Show every line containing "éléments" by copying it.

═══ Given records

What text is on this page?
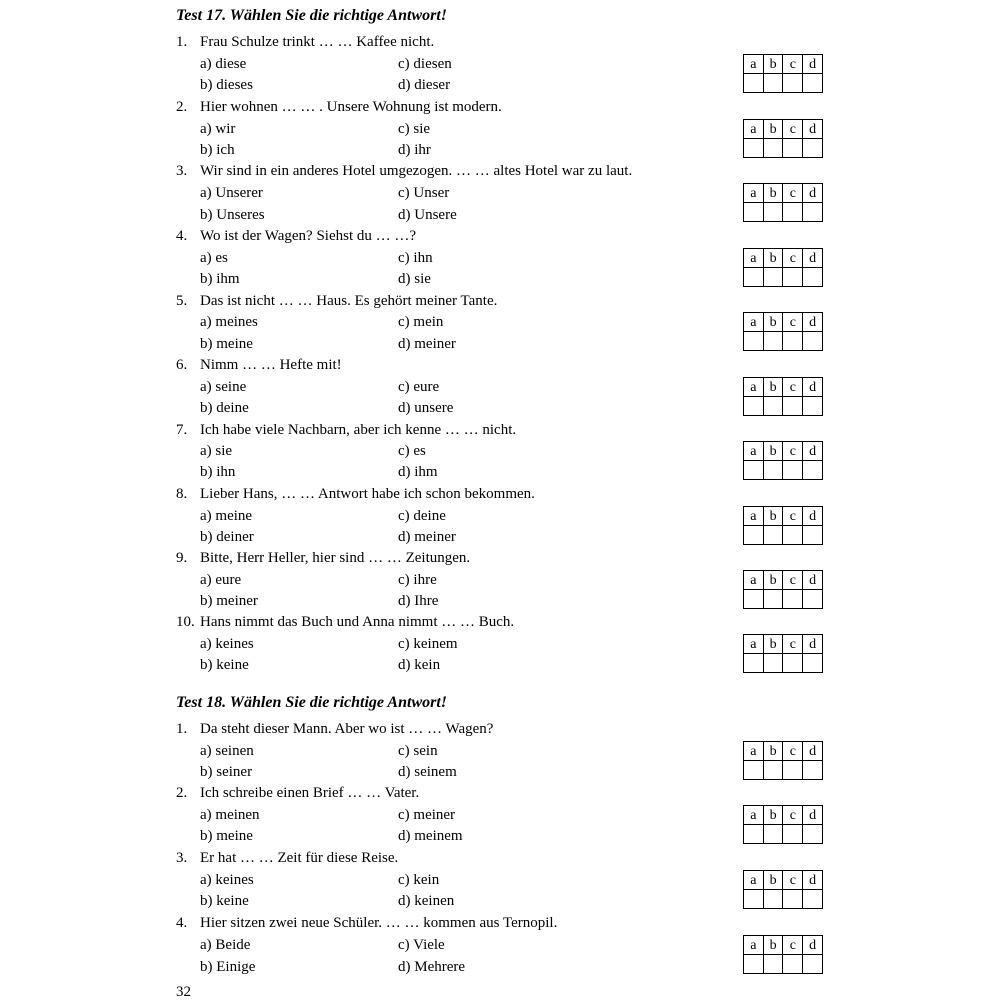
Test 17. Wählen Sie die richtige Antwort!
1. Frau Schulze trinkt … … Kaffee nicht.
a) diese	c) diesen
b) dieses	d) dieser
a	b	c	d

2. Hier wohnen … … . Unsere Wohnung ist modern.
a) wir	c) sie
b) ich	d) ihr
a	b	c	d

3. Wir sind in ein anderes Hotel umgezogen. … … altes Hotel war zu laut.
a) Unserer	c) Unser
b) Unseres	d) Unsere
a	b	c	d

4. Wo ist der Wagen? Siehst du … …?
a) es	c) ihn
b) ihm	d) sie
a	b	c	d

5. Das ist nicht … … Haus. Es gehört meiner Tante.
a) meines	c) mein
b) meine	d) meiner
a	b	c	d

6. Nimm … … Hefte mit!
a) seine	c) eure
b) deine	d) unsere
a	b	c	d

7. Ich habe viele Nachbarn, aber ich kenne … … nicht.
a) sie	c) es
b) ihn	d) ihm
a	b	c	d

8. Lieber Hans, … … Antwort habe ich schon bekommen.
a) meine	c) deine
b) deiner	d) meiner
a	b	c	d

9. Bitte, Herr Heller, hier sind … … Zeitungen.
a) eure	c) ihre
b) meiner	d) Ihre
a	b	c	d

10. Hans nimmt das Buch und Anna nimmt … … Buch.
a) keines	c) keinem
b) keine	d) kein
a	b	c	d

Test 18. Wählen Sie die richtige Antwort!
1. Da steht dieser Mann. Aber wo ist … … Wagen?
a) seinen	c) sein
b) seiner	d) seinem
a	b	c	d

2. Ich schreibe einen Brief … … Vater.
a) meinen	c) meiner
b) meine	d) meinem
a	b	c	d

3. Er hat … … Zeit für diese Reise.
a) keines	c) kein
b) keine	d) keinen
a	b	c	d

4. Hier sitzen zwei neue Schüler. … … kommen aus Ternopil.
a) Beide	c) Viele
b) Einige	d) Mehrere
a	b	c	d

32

══════
═══ Given records

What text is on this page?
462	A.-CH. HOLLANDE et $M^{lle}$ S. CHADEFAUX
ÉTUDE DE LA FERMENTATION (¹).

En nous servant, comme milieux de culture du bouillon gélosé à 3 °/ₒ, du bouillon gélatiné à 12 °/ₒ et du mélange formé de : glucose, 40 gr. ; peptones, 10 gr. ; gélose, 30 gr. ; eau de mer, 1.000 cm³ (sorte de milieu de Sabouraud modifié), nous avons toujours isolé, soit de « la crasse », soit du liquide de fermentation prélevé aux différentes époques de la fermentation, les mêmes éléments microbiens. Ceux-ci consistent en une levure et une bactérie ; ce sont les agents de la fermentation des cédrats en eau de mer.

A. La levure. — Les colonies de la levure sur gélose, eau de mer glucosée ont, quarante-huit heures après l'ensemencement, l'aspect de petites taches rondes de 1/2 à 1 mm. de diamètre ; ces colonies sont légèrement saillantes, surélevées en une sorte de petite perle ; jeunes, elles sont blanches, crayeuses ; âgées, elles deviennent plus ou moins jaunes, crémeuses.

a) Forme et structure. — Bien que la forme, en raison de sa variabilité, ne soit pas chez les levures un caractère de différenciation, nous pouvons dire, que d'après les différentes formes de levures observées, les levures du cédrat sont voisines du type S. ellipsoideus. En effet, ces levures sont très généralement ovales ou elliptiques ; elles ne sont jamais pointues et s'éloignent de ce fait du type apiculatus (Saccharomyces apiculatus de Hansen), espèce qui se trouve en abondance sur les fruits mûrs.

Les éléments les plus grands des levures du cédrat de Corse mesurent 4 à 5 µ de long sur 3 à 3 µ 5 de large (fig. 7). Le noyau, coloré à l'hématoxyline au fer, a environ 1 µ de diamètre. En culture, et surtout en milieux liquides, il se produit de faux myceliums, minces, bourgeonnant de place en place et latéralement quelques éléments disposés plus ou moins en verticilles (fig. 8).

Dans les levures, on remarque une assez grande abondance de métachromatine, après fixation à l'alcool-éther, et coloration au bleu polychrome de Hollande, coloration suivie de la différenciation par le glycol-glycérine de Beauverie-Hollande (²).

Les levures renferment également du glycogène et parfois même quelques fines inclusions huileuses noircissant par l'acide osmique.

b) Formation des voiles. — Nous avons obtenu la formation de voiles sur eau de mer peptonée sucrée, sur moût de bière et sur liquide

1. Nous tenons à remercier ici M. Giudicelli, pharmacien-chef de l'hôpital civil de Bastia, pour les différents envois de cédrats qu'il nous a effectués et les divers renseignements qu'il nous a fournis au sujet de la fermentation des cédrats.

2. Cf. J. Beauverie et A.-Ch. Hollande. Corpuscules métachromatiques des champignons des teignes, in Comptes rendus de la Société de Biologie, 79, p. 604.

══════
═══ Given records

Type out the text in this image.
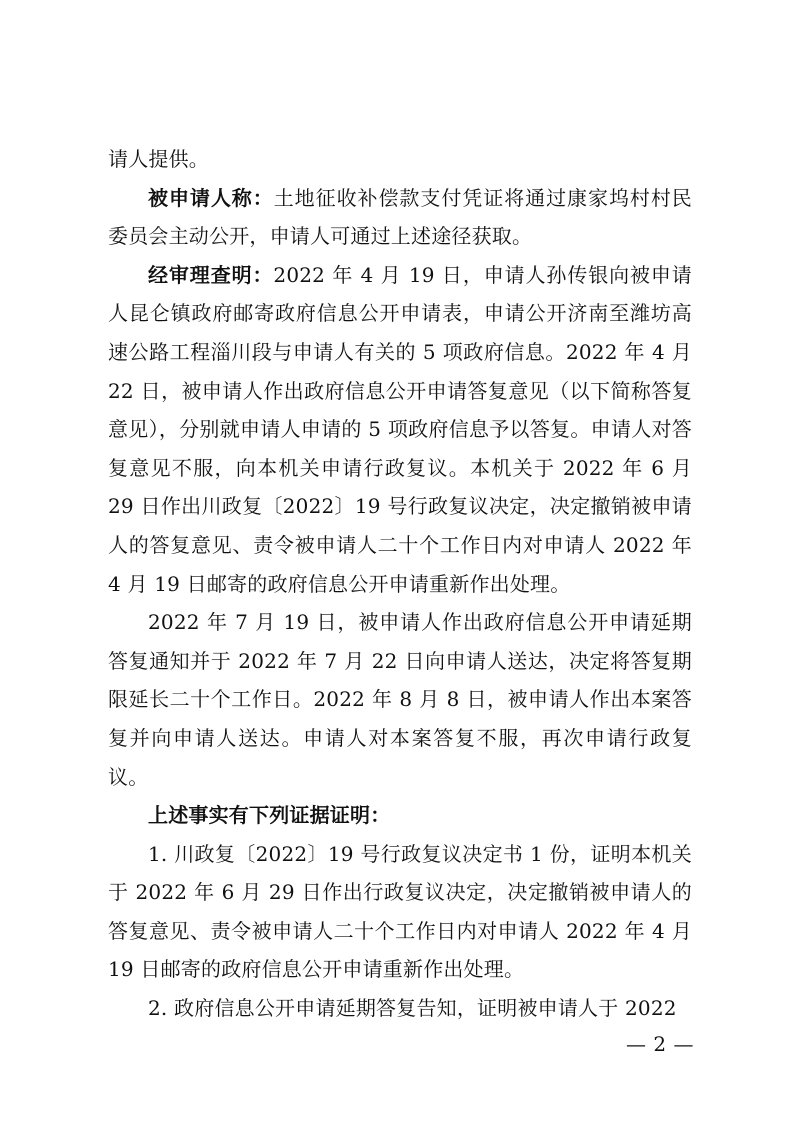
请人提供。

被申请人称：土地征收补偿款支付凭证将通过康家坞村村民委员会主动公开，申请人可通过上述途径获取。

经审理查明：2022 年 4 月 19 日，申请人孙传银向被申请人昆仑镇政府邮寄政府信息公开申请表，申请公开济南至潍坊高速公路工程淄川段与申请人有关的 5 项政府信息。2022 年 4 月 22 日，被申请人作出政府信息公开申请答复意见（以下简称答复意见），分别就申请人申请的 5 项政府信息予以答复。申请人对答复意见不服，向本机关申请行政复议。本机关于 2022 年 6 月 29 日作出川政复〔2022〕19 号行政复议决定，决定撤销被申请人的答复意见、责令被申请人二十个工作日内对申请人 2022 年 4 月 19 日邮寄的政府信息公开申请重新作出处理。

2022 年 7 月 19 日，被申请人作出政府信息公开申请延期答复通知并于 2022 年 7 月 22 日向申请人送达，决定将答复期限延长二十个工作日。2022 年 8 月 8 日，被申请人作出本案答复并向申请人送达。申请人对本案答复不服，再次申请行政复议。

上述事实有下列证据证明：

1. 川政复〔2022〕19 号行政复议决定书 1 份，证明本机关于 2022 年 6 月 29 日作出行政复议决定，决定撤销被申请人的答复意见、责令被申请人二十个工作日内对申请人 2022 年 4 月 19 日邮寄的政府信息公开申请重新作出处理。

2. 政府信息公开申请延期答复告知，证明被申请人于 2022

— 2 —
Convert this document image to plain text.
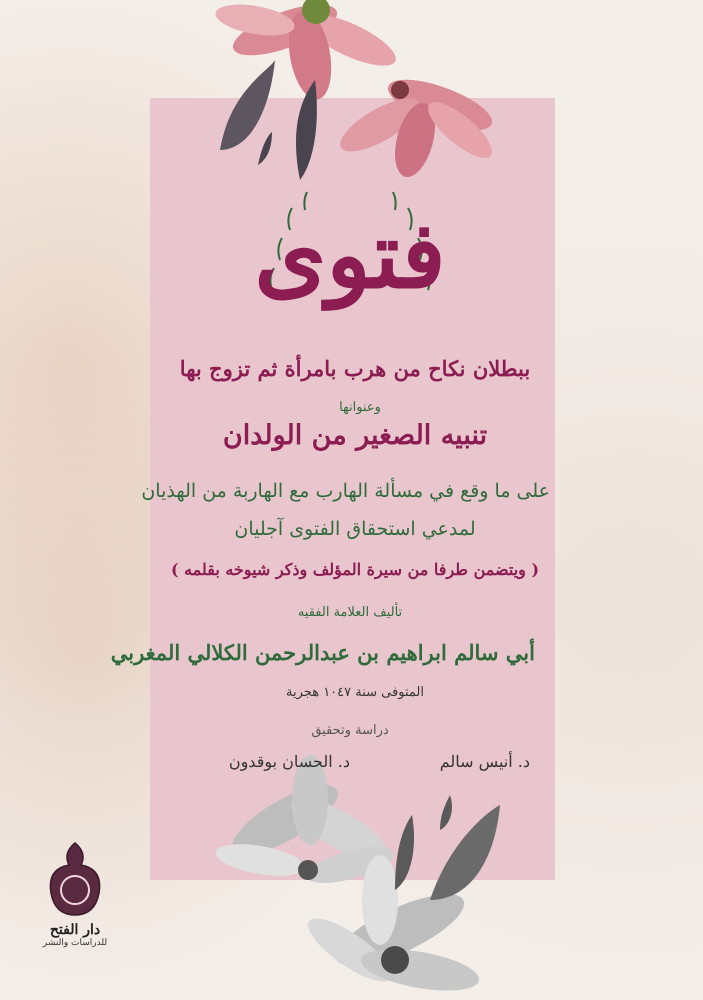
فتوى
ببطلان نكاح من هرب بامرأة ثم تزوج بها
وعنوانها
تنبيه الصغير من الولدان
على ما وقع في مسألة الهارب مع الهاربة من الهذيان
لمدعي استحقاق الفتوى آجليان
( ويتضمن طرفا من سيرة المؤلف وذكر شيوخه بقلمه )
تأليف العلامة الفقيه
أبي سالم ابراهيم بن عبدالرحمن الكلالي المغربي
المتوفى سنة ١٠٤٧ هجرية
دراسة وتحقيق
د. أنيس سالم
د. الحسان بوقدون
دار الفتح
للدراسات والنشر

══════

* [Answer]:
En nous servant, comme milieux de culture du bouillon gélosé à 3 °/ₒ, du bouillon gélatiné à 12 °/ₒ et du mélange formé de : glucose, 40 gr. ; peptones, 10 gr. ; gélose, 30 gr. ; eau de mer, 1.000 cm³ (sorte de milieu de Sabouraud modifié), nous avons toujours isolé, soit de « la crasse », soit du liquide de fermentation prélevé aux différentes époques de la fermentation, les mêmes éléments microbiens. Ceux-ci consistent en une levure et une bactérie ; ce sont les agents de la fermentation des cédrats en eau de mer.
Les éléments les plus grands des levures du cédrat de Corse mesurent 4 à 5 µ de long sur 3 à 3 µ 5 de large (fig. 7). Le noyau, coloré à l'hématoxyline au fer, a environ 1 µ de diamètre. En culture, et surtout en milieux liquides, il se produit de faux myceliums, minces, bourgeonnant de place en place et latéralement quelques éléments disposés plus ou moins en verticilles (fig. 8).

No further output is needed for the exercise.